Stated problem>
From the listing below, pull out the lines that hold "document".

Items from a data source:

________________________

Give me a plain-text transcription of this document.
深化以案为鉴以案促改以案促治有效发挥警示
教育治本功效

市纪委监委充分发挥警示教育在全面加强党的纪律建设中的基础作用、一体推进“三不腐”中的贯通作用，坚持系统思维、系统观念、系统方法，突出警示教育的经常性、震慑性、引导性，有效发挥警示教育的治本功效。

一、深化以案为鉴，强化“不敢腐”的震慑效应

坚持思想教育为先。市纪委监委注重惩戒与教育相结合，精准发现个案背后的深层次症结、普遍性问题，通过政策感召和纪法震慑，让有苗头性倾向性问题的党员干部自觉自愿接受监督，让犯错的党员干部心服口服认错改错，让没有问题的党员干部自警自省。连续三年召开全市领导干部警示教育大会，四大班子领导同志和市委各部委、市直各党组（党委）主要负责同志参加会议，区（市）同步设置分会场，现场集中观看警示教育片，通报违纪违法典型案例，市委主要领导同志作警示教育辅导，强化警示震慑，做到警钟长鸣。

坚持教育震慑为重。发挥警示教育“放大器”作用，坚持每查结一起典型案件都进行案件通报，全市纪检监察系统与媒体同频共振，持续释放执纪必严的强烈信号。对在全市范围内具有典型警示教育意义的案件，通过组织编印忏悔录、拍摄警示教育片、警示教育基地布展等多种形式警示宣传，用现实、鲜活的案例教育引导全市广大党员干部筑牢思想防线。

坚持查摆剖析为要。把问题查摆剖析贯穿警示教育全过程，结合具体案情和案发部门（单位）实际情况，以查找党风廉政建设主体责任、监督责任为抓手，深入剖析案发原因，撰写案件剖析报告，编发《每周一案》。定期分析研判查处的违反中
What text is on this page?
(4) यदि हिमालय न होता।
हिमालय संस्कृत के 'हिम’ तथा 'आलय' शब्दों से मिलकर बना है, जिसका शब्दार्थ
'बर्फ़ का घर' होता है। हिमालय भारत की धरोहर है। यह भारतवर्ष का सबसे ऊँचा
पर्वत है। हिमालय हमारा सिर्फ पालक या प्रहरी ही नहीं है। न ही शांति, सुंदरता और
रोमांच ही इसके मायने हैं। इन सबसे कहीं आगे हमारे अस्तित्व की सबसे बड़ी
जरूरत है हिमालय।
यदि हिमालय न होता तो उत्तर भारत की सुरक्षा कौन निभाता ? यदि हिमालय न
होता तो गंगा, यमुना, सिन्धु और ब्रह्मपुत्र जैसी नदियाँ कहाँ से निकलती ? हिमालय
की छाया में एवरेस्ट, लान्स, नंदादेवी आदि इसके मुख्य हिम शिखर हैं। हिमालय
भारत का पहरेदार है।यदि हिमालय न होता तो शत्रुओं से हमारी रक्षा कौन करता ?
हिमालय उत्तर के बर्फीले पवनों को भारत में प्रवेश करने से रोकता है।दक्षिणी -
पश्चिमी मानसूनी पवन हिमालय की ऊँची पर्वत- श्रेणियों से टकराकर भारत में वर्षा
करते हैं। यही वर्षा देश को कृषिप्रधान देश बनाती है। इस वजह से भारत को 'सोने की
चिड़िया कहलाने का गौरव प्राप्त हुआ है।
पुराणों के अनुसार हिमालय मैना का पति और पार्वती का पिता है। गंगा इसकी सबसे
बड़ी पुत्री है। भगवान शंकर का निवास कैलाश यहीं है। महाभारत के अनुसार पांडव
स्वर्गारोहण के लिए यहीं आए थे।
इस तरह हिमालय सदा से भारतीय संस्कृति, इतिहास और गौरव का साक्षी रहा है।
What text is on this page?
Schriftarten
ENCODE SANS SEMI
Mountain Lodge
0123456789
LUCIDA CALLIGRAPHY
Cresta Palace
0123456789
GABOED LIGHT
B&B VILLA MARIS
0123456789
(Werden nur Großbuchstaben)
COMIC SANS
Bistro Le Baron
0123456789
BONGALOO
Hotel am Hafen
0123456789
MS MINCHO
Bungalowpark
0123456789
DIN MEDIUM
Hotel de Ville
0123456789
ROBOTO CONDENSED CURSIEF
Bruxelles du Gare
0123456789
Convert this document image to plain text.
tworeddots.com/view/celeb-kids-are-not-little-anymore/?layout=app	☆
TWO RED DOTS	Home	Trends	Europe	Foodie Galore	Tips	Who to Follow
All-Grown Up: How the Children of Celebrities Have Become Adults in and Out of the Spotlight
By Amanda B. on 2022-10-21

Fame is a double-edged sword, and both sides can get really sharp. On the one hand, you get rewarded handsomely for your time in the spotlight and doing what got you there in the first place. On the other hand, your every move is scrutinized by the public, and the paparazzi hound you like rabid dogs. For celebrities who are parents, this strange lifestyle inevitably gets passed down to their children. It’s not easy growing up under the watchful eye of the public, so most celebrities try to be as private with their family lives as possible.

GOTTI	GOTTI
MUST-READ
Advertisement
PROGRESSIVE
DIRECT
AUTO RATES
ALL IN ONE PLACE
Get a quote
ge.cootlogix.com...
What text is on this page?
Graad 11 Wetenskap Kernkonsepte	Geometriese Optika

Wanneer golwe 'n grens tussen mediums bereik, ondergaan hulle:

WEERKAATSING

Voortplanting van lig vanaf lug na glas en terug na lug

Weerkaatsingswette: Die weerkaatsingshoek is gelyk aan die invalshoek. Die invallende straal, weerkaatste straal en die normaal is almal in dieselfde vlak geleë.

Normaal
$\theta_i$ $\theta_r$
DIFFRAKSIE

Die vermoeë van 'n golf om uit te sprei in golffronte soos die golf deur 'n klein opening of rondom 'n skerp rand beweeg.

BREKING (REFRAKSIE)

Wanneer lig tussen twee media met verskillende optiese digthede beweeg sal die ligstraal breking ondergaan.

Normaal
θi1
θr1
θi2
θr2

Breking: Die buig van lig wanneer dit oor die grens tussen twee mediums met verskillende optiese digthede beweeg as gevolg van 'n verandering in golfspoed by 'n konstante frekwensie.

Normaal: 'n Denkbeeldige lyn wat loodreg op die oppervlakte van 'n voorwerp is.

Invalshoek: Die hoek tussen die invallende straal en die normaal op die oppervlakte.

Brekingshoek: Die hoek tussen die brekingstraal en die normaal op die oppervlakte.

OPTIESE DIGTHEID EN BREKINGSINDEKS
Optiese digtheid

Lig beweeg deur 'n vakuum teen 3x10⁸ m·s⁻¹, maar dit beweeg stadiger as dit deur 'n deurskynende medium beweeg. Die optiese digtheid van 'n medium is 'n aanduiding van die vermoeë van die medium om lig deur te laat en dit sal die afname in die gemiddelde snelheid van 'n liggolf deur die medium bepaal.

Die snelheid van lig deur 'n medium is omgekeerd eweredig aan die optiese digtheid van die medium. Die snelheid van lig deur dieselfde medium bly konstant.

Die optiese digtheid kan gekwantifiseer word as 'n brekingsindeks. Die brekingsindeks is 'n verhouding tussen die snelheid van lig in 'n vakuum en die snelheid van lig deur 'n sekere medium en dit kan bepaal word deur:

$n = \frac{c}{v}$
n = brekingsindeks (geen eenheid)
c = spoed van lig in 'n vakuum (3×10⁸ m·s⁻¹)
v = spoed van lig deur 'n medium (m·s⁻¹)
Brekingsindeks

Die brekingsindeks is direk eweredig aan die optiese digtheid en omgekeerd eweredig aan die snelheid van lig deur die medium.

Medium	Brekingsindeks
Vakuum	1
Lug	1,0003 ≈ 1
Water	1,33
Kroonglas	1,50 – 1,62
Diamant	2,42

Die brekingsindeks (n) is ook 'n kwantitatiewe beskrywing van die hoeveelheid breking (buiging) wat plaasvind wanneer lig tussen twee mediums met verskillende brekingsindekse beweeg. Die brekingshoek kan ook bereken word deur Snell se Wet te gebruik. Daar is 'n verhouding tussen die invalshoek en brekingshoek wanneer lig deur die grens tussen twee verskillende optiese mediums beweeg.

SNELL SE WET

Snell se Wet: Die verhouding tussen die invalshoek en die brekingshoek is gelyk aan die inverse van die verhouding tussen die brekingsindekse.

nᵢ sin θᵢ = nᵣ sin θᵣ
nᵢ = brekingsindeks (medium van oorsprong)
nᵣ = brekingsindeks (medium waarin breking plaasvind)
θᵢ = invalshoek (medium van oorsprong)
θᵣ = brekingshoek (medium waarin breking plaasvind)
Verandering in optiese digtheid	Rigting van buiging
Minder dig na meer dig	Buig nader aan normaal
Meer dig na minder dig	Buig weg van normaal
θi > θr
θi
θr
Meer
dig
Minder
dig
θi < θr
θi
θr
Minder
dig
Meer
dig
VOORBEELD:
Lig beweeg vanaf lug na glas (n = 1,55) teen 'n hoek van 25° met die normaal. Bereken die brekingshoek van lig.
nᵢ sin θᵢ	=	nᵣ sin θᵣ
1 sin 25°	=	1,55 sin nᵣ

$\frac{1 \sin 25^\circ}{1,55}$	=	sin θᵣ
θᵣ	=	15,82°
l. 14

________________________

Solution>
Give me a plain-text transcription of this document.
Convert this document image to plain text.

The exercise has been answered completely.